YOUR OBJECTIVE:
All of the records below must be output exactly, with no pictures carried over.

DATA ROWS:
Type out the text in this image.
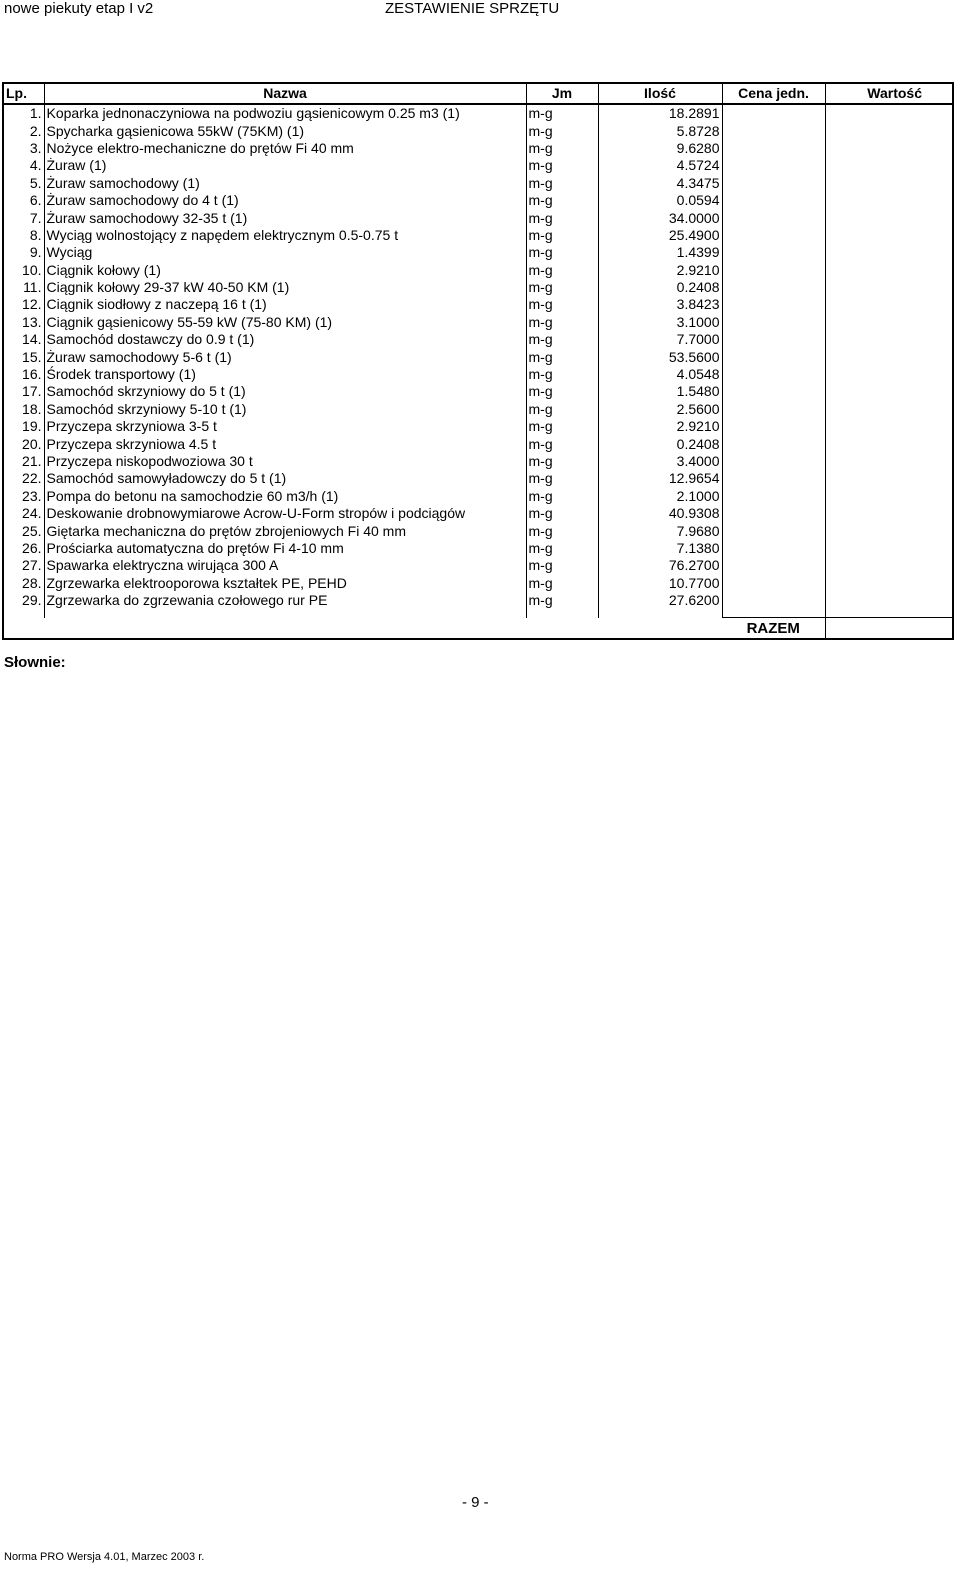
nowe piekuty etap I v2	ZESTAWIENIE SPRZĘTU
Lp.	Nazwa	Jm	Ilość	Cena jedn.	Wartość
1.	Koparka jednonaczyniowa na podwoziu gąsienicowym 0.25 m3 (1)	m-g	18.2891		
2.	Spycharka gąsienicowa 55kW (75KM) (1)	m-g	5.8728		
3.	Nożyce elektro-mechaniczne do prętów Fi 40 mm	m-g	9.6280		
4.	Żuraw (1)	m-g	4.5724		
5.	Żuraw samochodowy (1)	m-g	4.3475		
6.	Żuraw samochodowy do 4 t (1)	m-g	0.0594		
7.	Żuraw samochodowy 32-35 t (1)	m-g	34.0000		
8.	Wyciąg wolnostojący z napędem elektrycznym 0.5-0.75 t	m-g	25.4900		
9.	Wyciąg	m-g	1.4399		
10.	Ciągnik kołowy (1)	m-g	2.9210		
11.	Ciągnik kołowy 29-37 kW 40-50 KM (1)	m-g	0.2408		
12.	Ciągnik siodłowy z naczepą 16 t (1)	m-g	3.8423		
13.	Ciągnik gąsienicowy 55-59 kW (75-80 KM) (1)	m-g	3.1000		
14.	Samochód dostawczy do 0.9 t (1)	m-g	7.7000		
15.	Żuraw samochodowy 5-6 t (1)	m-g	53.5600		
16.	Środek transportowy (1)	m-g	4.0548		
17.	Samochód skrzyniowy do 5 t (1)	m-g	1.5480		
18.	Samochód skrzyniowy 5-10 t (1)	m-g	2.5600		
19.	Przyczepa skrzyniowa 3-5 t	m-g	2.9210		
20.	Przyczepa skrzyniowa 4.5 t	m-g	0.2408		
21.	Przyczepa niskopodwoziowa 30 t	m-g	3.4000		
22.	Samochód samowyładowczy do 5 t (1)	m-g	12.9654		
23.	Pompa do betonu na samochodzie 60 m3/h (1)	m-g	2.1000		
24.	Deskowanie drobnowymiarowe Acrow-U-Form stropów i podciągów	m-g	40.9308		
25.	Giętarka mechaniczna do prętów zbrojeniowych Fi 40 mm	m-g	7.9680		
26.	Prościarka automatyczna do prętów Fi 4-10 mm	m-g	7.1380		
27.	Spawarka elektryczna wirująca 300 A	m-g	76.2700		
28.	Zgrzewarka elektrooporowa kształtek PE, PEHD	m-g	10.7700		
29.	Zgrzewarka do zgrzewania czołowego rur PE	m-g	27.6200		

				RAZEM	
Słownie:
- 9 -
Norma PRO Wersja 4.01, Marzec 2003 r.
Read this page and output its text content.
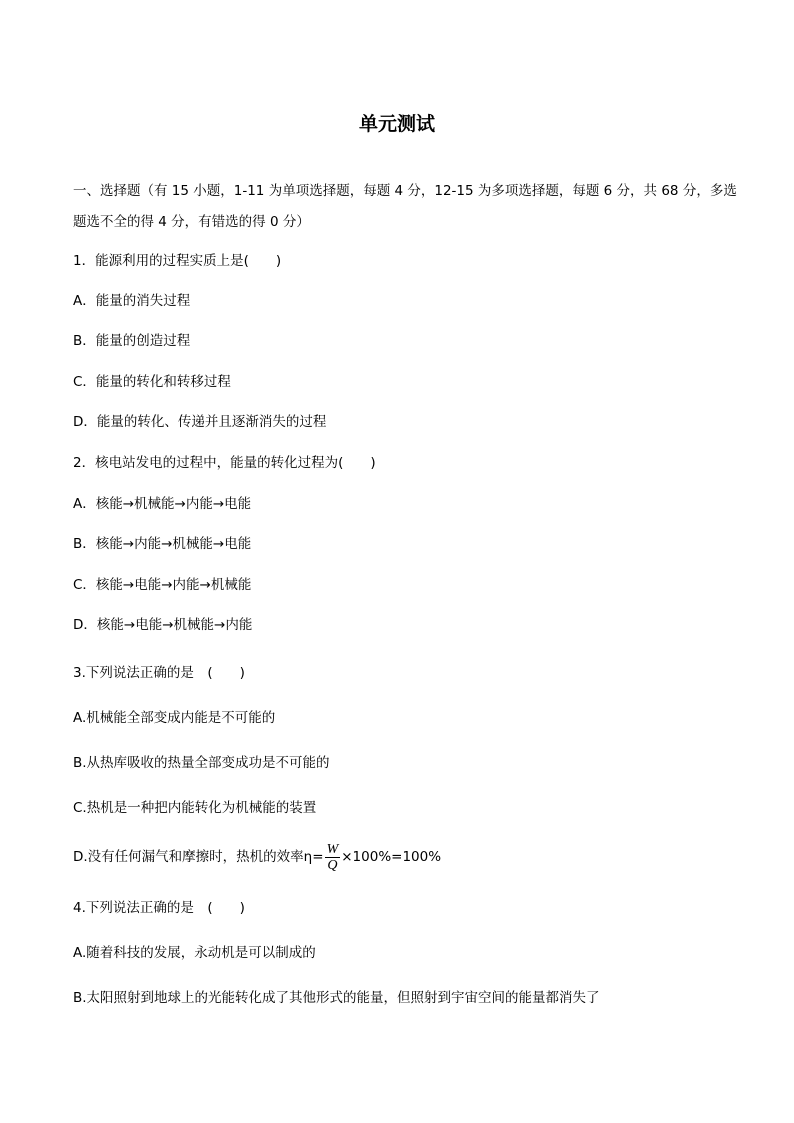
单元测试
一、选择题（有 15 小题，1-11 为单项选择题，每题 4 分，12-15 为多项选择题，每题 6 分，共 68 分，多选
题选不全的得 4 分，有错选的得 0 分）
1．能源利用的过程实质上是(　　)
A．能量的消失过程
B．能量的创造过程
C．能量的转化和转移过程
D．能量的转化、传递并且逐渐消失的过程
2．核电站发电的过程中，能量的转化过程为(　　)
A．核能→机械能→内能→电能
B．核能→内能→机械能→电能
C．核能→电能→内能→机械能
D．核能→电能→机械能→内能
3.下列说法正确的是　(　　)
A.机械能全部变成内能是不可能的
B.从热库吸收的热量全部变成功是不可能的
C.热机是一种把内能转化为机械能的装置
D.没有任何漏气和摩擦时，热机的效率$\eta= \frac{W}{Q} \times 100\%=100\%$
4.下列说法正确的是　(　　)
A.随着科技的发展，永动机是可以制成的
B.太阳照射到地球上的光能转化成了其他形式的能量，但照射到宇宙空间的能量都消失了
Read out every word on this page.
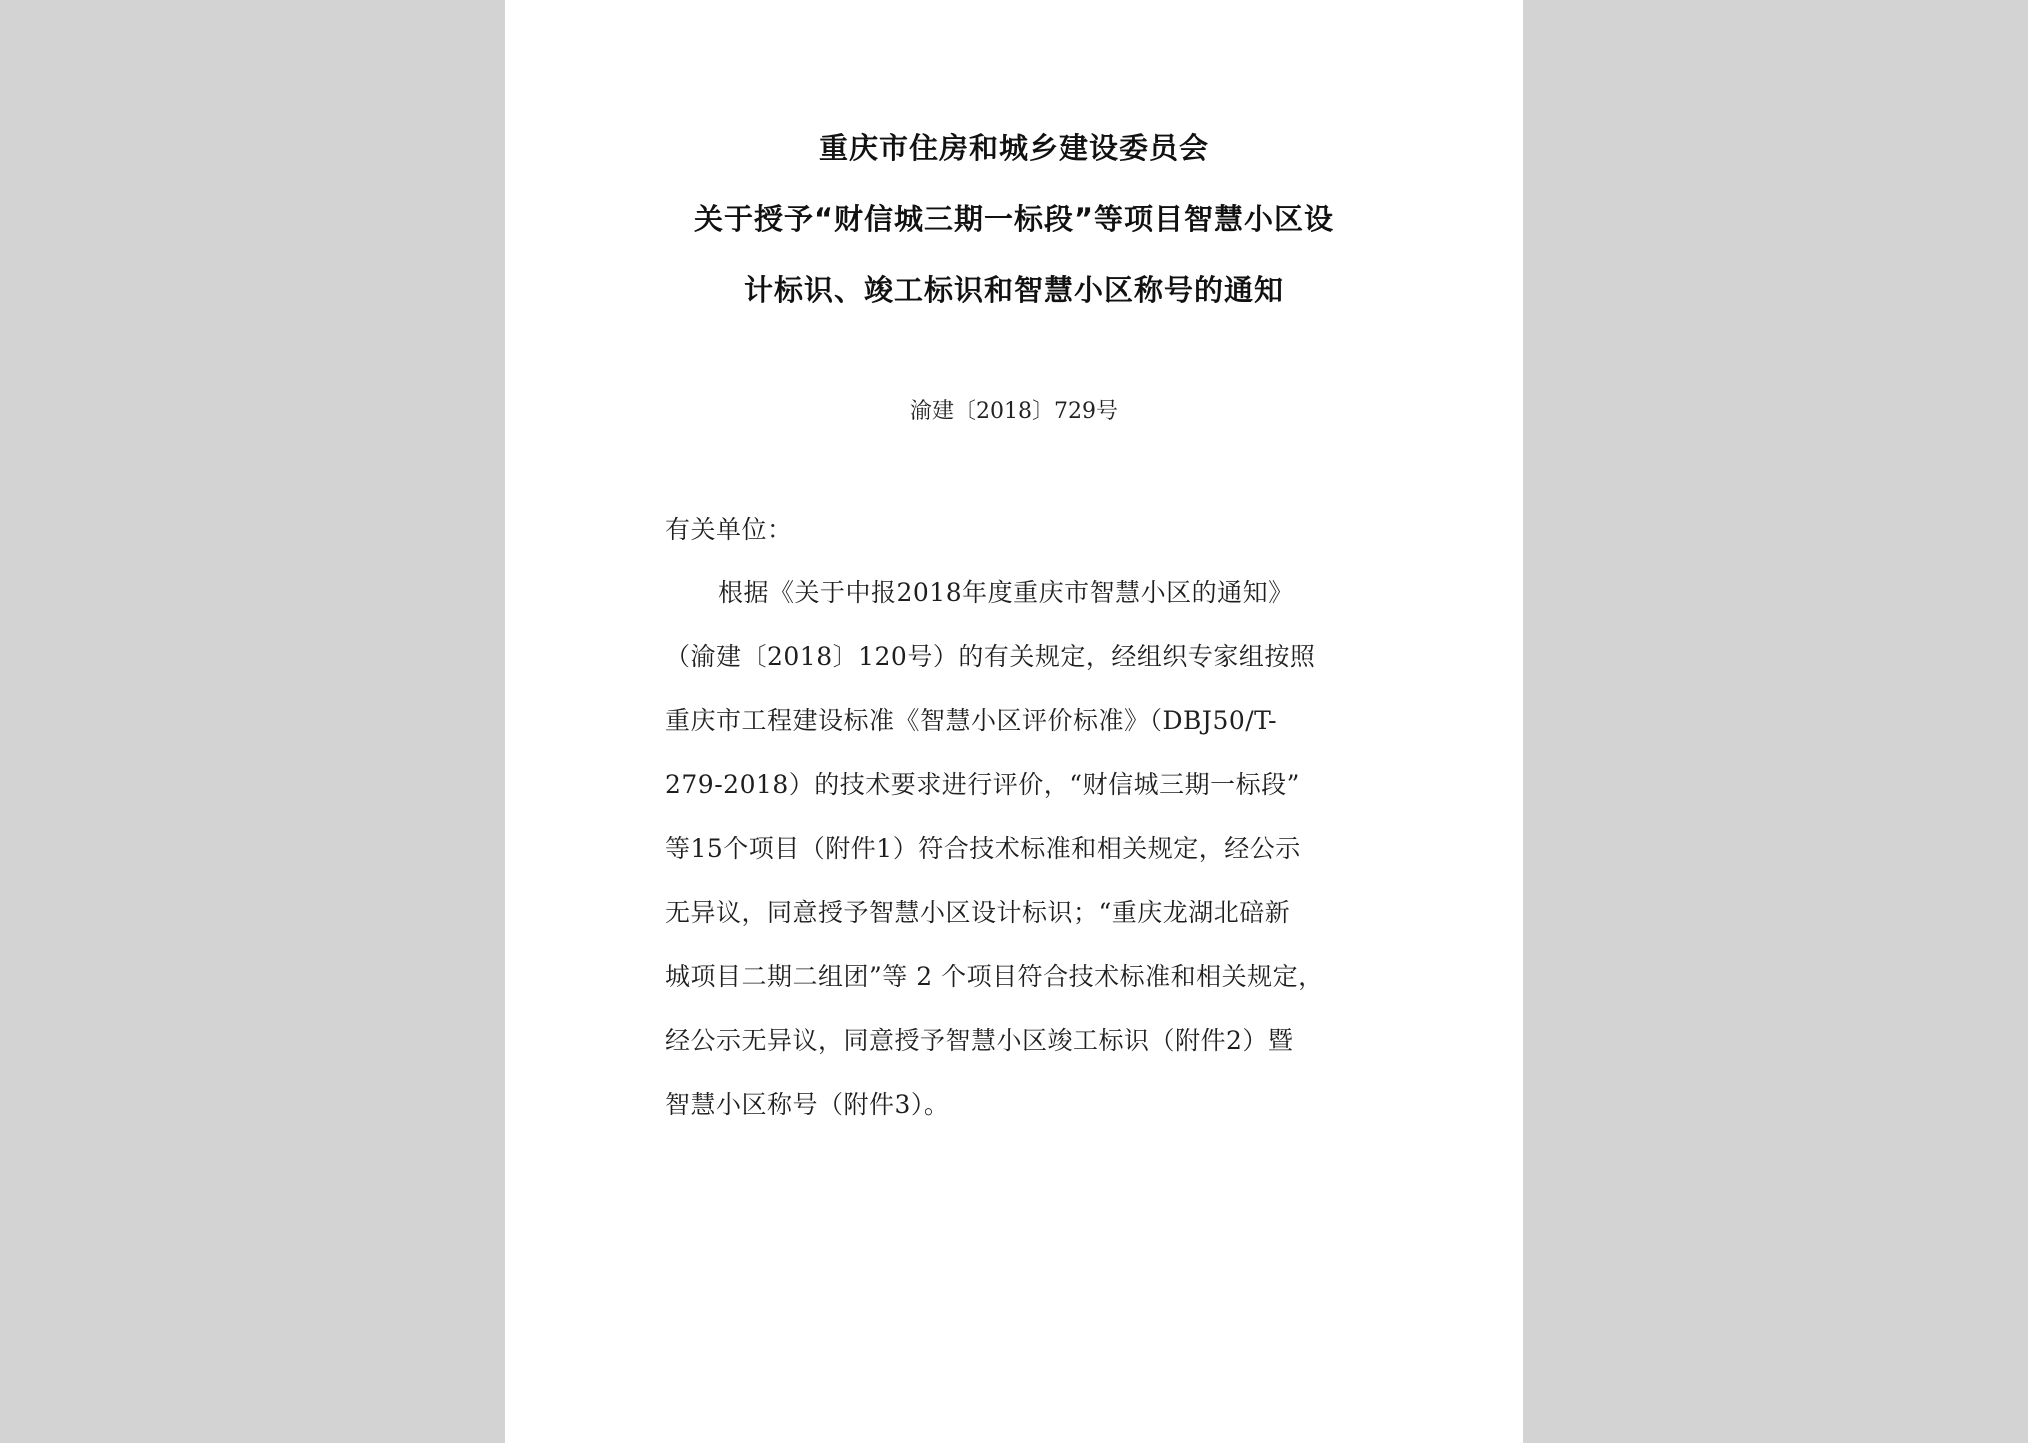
重庆市住房和城乡建设委员会
关于授予“财信城三期一标段”等项目智慧小区设
计标识、竣工标识和智慧小区称号的通知
渝建〔2018〕729号
有关单位：
根据《关于中报2018年度重庆市智慧小区的通知》
（渝建〔2018〕120号）的有关规定，经组织专家组按照
重庆市工程建设标准《智慧小区评价标准》（DBJ50/T-
279-2018）的技术要求进行评价，“财信城三期一标段”
等15个项目（附件1）符合技术标准和相关规定，经公示
无异议，同意授予智慧小区设计标识；“重庆龙湖北碚新
城项目二期二组团”等 2 个项目符合技术标准和相关规定，
经公示无异议，同意授予智慧小区竣工标识（附件2）暨
智慧小区称号（附件3）。
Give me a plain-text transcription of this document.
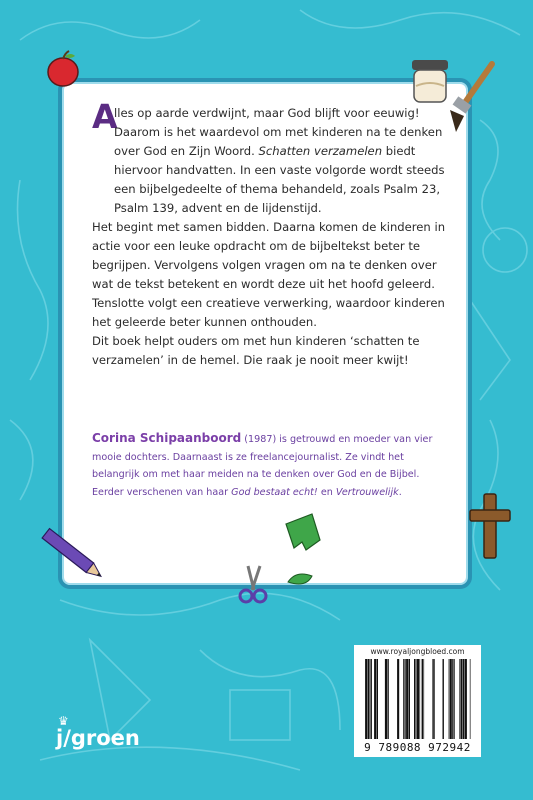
A

lles op aarde verdwijnt, maar God blijft voor eeuwig! Daarom is het waardevol om met kinderen na te denken over God en Zijn Woord. Schatten verzamelen biedt hiervoor handvatten. In een vaste volgorde wordt steeds een bijbelgedeelte of thema behandeld, zoals Psalm 23, Psalm 139, advent en de lijdenstijd.

Het begint met samen bidden. Daarna komen de kinderen in actie voor een leuke opdracht om de bijbeltekst beter te begrijpen. Vervolgens volgen vragen om na te denken over wat de tekst betekent en wordt deze uit het hoofd geleerd. Tenslotte volgt een creatieve verwerking, waardoor kinderen het geleerde beter kunnen onthouden.

Dit boek helpt ouders om met hun kinderen ‘schatten te verzamelen’ in de hemel. Die raak je nooit meer kwijt!

Corina Schipaanboord (1987) is getrouwd en moeder van vier mooie dochters. Daarnaast is ze freelancejournalist. Ze vindt het belangrijk om met haar meiden na te denken over God en de Bijbel. Eerder verschenen van haar God bestaat echt! en Vertrouwelijk.
♛
j/groen
www.royaljongbloed.com
9 789088 972942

SOLUTION BELOW:
Type out the text in this image.
nowe piekuty etap I v2	ZESTAWIENIE SPRZĘTU
Lp.	Nazwa	Jm	Ilość	Cena jedn.	Wartość
1.	Koparka jednonaczyniowa na podwoziu gąsienicowym 0.25 m3 (1)	m-g	18.2891		
2.	Spycharka gąsienicowa 55kW (75KM) (1)	m-g	5.8728		
3.	Nożyce elektro-mechaniczne do prętów Fi 40 mm	m-g	9.6280		
4.	Żuraw (1)	m-g	4.5724		
5.	Żuraw samochodowy (1)	m-g	4.3475		
6.	Żuraw samochodowy do 4 t (1)	m-g	0.0594		
7.	Żuraw samochodowy 32-35 t (1)	m-g	34.0000		
8.	Wyciąg wolnostojący z napędem elektrycznym 0.5-0.75 t	m-g	25.4900		
9.	Wyciąg	m-g	1.4399		
10.	Ciągnik kołowy (1)	m-g	2.9210		
11.	Ciągnik kołowy 29-37 kW 40-50 KM (1)	m-g	0.2408		
12.	Ciągnik siodłowy z naczepą 16 t (1)	m-g	3.8423		
13.	Ciągnik gąsienicowy 55-59 kW (75-80 KM) (1)	m-g	3.1000		
14.	Samochód dostawczy do 0.9 t (1)	m-g	7.7000		
15.	Żuraw samochodowy 5-6 t (1)	m-g	53.5600		
16.	Środek transportowy (1)	m-g	4.0548		
17.	Samochód skrzyniowy do 5 t (1)	m-g	1.5480		
18.	Samochód skrzyniowy 5-10 t (1)	m-g	2.5600		
19.	Przyczepa skrzyniowa 3-5 t	m-g	2.9210		
20.	Przyczepa skrzyniowa 4.5 t	m-g	0.2408		
21.	Przyczepa niskopodwoziowa 30 t	m-g	3.4000		
22.	Samochód samowyładowczy do 5 t (1)	m-g	12.9654		
23.	Pompa do betonu na samochodzie 60 m3/h (1)	m-g	2.1000		
24.	Deskowanie drobnowymiarowe Acrow-U-Form stropów i podciągów	m-g	40.9308		
25.	Giętarka mechaniczna do prętów zbrojeniowych Fi 40 mm	m-g	7.9680		
26.	Prościarka automatyczna do prętów Fi 4-10 mm	m-g	7.1380		
27.	Spawarka elektryczna wirująca 300 A	m-g	76.2700		
28.	Zgrzewarka elektrooporowa kształtek PE, PEHD	m-g	10.7700		
29.	Zgrzewarka do zgrzewania czołowego rur PE	m-g	27.6200		

				RAZEM	
Słownie:
- 9 -
Norma PRO Wersja 4.01, Marzec 2003 r.
Read this page and output its text content.
单元测试
一、选择题（有 15 小题，1-11 为单项选择题，每题 4 分，12-15 为多项选择题，每题 6 分，共 68 分，多选
题选不全的得 4 分，有错选的得 0 分）
1．能源利用的过程实质上是(　　)
A．能量的消失过程
B．能量的创造过程
C．能量的转化和转移过程
D．能量的转化、传递并且逐渐消失的过程
2．核电站发电的过程中，能量的转化过程为(　　)
A．核能→机械能→内能→电能
B．核能→内能→机械能→电能
C．核能→电能→内能→机械能
D．核能→电能→机械能→内能
3.下列说法正确的是　(　　)
A.机械能全部变成内能是不可能的
B.从热库吸收的热量全部变成功是不可能的
C.热机是一种把内能转化为机械能的装置
D.没有任何漏气和摩擦时，热机的效率$\eta= \frac{W}{Q} \times 100\%=100\%$
4.下列说法正确的是　(　　)
A.随着科技的发展，永动机是可以制成的
B.太阳照射到地球上的光能转化成了其他形式的能量，但照射到宇宙空间的能量都消失了
Read out every word on this page.
重庆市住房和城乡建设委员会
关于授予“财信城三期一标段”等项目智慧小区设
计标识、竣工标识和智慧小区称号的通知
渝建〔2018〕729号
有关单位：
根据《关于中报2018年度重庆市智慧小区的通知》
（渝建〔2018〕120号）的有关规定，经组织专家组按照
重庆市工程建设标准《智慧小区评价标准》（DBJ50/T-
279-2018）的技术要求进行评价，“财信城三期一标段”
等15个项目（附件1）符合技术标准和相关规定，经公示
无异议，同意授予智慧小区设计标识；“重庆龙湖北碚新
城项目二期二组团”等 2 个项目符合技术标准和相关规定，
经公示无异议，同意授予智慧小区竣工标识（附件2）暨
智慧小区称号（附件3）。
Give me a plain-text transcription of this document.
A

lles op aarde verdwijnt, maar God blijft voor eeuwig! Daarom is het waardevol om met kinderen na te denken over God en Zijn Woord. Schatten verzamelen biedt hiervoor handvatten. In een vaste volgorde wordt steeds een bijbelgedeelte of thema behandeld, zoals Psalm 23, Psalm 139, advent en de lijdenstijd.

Het begint met samen bidden. Daarna komen de kinderen in actie voor een leuke opdracht om de bijbeltekst beter te begrijpen. Vervolgens volgen vragen om na te denken over wat de tekst betekent en wordt deze uit het hoofd geleerd. Tenslotte volgt een creatieve verwerking, waardoor kinderen het geleerde beter kunnen onthouden.

Dit boek helpt ouders om met hun kinderen ‘schatten te verzamelen’ in de hemel. Die raak je nooit meer kwijt!

Corina Schipaanboord (1987) is getrouwd en moeder van vier mooie dochters. Daarnaast is ze freelancejournalist. Ze vindt het belangrijk om met haar meiden na te denken over God en de Bijbel. Eerder verschenen van haar God bestaat echt! en Vertrouwelijk.
♛
j/groen
www.royaljongbloed.com
9 789088 972942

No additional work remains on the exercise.